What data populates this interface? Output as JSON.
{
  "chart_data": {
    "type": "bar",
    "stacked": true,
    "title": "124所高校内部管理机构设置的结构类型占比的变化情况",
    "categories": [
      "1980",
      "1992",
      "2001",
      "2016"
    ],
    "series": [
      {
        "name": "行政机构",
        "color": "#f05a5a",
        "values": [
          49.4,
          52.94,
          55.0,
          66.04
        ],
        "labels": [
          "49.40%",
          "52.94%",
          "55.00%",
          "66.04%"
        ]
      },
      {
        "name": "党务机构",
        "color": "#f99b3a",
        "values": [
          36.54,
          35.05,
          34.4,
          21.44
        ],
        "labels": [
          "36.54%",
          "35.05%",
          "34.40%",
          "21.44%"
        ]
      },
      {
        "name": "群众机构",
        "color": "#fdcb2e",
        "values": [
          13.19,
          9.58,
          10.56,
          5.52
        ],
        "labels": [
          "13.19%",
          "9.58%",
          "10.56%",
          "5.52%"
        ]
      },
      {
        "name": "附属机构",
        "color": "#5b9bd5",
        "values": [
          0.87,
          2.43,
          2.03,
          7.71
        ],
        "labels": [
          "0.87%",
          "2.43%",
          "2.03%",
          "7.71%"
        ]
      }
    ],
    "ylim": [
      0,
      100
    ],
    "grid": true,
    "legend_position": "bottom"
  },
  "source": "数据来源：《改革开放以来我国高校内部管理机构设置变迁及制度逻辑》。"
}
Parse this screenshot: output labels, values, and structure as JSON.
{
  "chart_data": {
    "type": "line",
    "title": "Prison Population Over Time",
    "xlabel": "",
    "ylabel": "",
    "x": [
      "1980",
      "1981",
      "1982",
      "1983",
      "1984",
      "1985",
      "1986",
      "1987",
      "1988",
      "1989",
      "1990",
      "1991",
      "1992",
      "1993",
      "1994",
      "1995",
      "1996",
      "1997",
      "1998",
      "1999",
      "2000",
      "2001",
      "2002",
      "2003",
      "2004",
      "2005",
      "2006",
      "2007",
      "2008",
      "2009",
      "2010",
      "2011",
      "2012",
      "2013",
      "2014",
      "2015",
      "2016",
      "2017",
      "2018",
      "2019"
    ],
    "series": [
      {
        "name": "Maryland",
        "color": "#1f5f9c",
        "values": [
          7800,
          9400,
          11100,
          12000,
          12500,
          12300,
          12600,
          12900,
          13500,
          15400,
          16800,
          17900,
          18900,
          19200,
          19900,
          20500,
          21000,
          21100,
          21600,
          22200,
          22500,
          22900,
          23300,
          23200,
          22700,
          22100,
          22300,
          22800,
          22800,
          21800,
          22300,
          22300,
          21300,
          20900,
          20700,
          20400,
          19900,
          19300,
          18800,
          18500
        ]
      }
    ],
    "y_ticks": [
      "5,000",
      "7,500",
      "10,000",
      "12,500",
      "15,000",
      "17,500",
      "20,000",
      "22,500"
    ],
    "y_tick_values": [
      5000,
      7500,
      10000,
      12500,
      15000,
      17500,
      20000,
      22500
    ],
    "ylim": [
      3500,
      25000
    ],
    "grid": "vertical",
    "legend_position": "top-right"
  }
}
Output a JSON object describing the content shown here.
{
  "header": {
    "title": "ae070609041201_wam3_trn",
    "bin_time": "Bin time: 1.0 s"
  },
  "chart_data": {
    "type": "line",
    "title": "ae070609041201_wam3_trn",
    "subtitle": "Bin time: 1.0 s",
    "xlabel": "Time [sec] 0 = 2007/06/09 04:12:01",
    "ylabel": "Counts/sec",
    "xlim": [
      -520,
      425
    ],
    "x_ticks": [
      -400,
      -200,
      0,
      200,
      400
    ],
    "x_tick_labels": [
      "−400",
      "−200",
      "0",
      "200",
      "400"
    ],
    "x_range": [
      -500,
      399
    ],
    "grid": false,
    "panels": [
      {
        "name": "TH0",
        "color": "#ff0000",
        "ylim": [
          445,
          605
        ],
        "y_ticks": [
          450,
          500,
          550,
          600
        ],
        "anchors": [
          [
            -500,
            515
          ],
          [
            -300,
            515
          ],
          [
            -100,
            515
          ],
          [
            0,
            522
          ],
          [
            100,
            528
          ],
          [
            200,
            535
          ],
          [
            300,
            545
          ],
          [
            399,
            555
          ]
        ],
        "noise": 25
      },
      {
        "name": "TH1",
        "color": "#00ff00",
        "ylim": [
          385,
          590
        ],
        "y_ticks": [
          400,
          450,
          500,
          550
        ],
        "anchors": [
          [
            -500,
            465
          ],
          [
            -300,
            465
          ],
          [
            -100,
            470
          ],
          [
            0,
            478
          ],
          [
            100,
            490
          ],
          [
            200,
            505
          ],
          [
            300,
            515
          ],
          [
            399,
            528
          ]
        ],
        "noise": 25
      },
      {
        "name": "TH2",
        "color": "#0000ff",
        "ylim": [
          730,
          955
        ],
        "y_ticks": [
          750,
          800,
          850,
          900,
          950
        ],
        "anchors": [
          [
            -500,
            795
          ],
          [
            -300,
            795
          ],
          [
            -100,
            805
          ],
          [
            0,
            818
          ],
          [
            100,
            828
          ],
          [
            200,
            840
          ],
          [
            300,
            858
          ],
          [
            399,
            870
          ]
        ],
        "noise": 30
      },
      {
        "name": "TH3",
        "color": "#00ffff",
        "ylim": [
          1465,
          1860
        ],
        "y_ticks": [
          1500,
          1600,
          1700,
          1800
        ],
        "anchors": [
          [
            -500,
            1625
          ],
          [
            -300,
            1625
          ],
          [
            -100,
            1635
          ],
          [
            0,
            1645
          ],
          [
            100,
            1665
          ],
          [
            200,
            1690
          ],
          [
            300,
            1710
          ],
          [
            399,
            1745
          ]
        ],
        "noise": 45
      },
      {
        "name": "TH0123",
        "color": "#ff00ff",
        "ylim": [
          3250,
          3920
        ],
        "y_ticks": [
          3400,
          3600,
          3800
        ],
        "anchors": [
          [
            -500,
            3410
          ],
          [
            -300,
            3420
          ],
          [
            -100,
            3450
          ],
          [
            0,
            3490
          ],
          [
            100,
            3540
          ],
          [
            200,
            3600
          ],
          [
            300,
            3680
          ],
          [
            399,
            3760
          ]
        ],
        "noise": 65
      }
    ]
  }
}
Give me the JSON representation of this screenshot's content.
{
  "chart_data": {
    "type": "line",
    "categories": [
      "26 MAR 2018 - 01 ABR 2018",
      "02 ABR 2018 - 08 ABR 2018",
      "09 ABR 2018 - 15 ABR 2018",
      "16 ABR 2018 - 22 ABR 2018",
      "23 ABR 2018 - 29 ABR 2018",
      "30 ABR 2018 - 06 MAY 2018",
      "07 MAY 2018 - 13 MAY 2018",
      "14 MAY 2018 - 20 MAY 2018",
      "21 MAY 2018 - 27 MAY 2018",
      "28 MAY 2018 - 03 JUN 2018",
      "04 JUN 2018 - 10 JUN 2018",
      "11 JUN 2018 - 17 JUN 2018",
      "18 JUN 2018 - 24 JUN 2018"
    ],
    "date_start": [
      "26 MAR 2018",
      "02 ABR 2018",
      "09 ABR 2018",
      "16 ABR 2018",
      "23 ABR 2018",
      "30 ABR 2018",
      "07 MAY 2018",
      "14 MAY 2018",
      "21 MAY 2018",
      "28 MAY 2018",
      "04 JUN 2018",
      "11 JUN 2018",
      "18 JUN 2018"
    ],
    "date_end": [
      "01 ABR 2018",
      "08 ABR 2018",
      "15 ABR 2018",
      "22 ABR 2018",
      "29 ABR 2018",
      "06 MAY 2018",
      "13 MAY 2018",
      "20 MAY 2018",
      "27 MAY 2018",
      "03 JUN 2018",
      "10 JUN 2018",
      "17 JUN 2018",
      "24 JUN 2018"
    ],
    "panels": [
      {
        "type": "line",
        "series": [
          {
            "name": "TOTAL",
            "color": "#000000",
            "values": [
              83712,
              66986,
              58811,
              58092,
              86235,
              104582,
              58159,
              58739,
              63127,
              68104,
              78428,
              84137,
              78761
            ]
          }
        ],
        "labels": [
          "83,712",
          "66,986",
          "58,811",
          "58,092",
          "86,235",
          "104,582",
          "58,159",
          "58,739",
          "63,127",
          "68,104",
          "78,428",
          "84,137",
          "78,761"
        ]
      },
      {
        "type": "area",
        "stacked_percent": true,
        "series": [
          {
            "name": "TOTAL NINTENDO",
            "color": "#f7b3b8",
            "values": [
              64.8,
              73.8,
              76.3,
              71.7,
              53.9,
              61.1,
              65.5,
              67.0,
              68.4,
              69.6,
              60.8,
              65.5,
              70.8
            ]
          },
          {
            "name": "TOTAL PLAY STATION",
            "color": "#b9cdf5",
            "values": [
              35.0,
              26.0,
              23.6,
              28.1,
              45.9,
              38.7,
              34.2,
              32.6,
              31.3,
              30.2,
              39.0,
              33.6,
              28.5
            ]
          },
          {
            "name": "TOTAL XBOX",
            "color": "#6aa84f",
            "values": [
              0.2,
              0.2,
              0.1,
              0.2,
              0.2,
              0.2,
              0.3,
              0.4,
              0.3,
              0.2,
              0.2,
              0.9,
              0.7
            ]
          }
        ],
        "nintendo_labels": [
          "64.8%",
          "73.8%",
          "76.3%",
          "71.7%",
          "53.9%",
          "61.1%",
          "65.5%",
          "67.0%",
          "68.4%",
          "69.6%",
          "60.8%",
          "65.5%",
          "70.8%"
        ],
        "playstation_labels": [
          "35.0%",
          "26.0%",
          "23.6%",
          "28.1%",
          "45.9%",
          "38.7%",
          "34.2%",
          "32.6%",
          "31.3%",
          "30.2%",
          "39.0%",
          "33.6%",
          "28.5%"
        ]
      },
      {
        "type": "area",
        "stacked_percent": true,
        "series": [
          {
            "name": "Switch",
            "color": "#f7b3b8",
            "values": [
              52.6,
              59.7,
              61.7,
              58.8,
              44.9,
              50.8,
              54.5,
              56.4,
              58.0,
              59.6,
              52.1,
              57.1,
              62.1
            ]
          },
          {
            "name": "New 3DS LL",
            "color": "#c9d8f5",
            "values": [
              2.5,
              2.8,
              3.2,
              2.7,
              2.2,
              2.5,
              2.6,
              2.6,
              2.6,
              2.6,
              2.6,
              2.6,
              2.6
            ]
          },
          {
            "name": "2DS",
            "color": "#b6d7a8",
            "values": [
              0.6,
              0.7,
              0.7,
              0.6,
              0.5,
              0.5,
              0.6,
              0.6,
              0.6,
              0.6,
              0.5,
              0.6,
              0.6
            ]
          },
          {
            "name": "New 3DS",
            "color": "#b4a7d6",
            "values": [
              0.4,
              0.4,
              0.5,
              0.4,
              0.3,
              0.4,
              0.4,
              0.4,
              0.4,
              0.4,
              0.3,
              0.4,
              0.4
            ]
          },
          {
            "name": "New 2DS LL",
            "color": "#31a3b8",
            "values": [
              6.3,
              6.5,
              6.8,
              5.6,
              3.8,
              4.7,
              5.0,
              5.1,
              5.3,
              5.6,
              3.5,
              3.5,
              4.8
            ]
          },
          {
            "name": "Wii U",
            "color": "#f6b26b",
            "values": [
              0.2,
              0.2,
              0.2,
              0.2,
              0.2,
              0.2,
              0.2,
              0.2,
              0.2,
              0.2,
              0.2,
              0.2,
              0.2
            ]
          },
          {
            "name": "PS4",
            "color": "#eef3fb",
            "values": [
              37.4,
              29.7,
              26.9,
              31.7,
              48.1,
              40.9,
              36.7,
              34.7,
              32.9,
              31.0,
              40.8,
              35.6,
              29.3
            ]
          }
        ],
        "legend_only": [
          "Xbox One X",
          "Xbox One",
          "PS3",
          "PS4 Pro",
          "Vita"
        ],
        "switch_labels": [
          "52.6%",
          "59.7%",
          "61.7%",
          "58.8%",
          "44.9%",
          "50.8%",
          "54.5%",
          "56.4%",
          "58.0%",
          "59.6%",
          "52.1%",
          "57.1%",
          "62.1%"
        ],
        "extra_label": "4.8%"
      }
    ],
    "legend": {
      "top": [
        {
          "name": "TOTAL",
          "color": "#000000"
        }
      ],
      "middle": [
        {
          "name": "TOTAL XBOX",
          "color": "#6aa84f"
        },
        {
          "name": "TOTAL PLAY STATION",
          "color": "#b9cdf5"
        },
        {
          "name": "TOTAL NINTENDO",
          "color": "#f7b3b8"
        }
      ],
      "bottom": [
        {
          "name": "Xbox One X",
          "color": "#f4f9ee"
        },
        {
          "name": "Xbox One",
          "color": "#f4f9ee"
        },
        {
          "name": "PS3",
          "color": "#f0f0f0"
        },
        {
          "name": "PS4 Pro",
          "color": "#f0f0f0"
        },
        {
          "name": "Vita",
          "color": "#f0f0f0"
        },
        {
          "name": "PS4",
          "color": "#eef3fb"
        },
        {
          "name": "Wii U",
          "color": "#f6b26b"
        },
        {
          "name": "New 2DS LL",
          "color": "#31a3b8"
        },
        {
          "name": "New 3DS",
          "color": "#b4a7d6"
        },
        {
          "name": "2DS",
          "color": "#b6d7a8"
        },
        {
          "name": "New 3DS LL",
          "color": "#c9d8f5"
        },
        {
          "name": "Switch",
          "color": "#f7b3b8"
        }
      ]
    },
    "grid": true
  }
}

Task to complete
From the material above, count the lines that include "this" and give only the total.

Output of the exercise
3